### Passage ###

From The DuPont Equation, ROE, ROA, and Growth

The DuPont Equation

The DuPont equation is an expression which breaks return on equity down into three parts: profit margin, asset turnover, and leverage.

Learning Objectives

Explain why splitting the return on equity calculation into its component parts may be helpful to an analyst

Key Takeaways

Key Points

  • By splitting ROE into three parts, companies can more easily understand changes in their returns on equity over time.
  • As profit margin increases, every sale will bring more money to a company’s bottom line, resulting in a higher overall return on equity.
  • As asset turnover increases, a company will generate more sales per asset owned, resulting in a higher overall return on equity.
  • Increased financial leverage will also lead to an increase in return on equity, since using more debt financing brings on higher interest payments, which are tax deductible.

Key Terms

  • competitive advantage: something that places a company or a person above the competition

The DuPont Equation


DuPont Model: A flow chart representation of the DuPont Model.

The DuPont equation is an expression which breaks return on equity down into three parts. The name comes from the DuPont Corporation, which created and implemented this formula into their business operations in the 1920s. This formula is known by many other names, including DuPont analysis, DuPont identity, the DuPont model, the DuPont method, or the strategic profit model.

The DuPont Equation: In the DuPont equation, ROE is equal to profit margin multiplied by asset turnover multiplied by financial leverage.

Under DuPont analysis, return on equity is equal to the profit margin multiplied by asset turnover multiplied by financial leverage. By splitting ROE (return on equity) into three parts, companies can more easily understand changes in their ROE over time.

Components of the DuPont Equation: Profit Margin

Profit margin is a measure of profitability. It is an indicator of a company’s pricing strategies and how well the company controls costs. Profit margin is calculated by finding the net profit as a percentage of the total revenue. As one feature of the DuPont equation, if the profit margin of a company increases, every sale will bring more money to a company’s bottom line, resulting in a higher overall return on equity.

Components of the DuPont Equation: Asset Turnover

Asset turnover is a financial ratio that measures how efficiently a company uses its assets to generate sales revenue or sales income for the company. Companies with low profit margins tend to have high asset turnover, while those with high profit margins tend to have low asset turnover. Similar to profit margin, if asset turnover increases, a company will generate more sales per asset owned, once again resulting in a higher overall return on equity.

Components of the DuPont Equation: Financial Leverage

Financial leverage refers to the amount of debt that a company utilizes to finance its operations, as compared with the amount of equity that the company utilizes. As was the case with asset turnover and profit margin, Increased financial leverage will also lead to an increase in return on equity. This is because the increased use of debt as financing will cause a company to have higher interest payments, which are tax deductible. Because dividend payments are not tax deductible, maintaining a high proportion of debt in a company’s capital structure leads to a higher return on equity.

###

**Exercise aim:**
Copy the passage on the DuPont equation word for word, from "Explain why splitting" up to and including "on higher interest payments, which are tax deductible.".

### Data ###

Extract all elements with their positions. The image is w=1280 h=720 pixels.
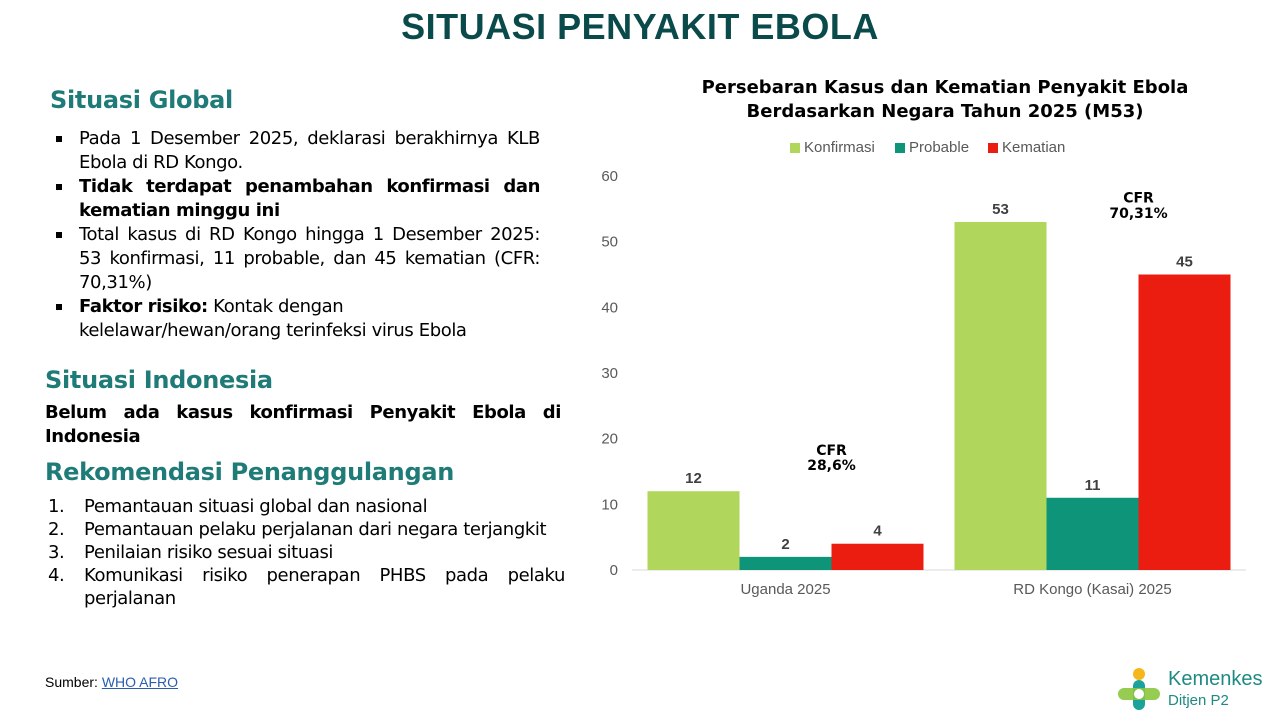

###

**Final result:**
Explain why splitting the return on equity calculation into its component parts may be helpful to an analyst

Key Takeaways

Key Points

  • By splitting ROE into three parts, companies can more easily understand changes in their returns on equity over time.
  • As profit margin increases, every sale will bring more money to a company’s bottom line, resulting in a higher overall return on equity.
  • As asset turnover increases, a company will generate more sales per asset owned, resulting in a higher overall return on equity.
  • Increased financial leverage will also lead to an increase in return on equity, since using more debt financing brings on higher interest payments, which are tax deductible.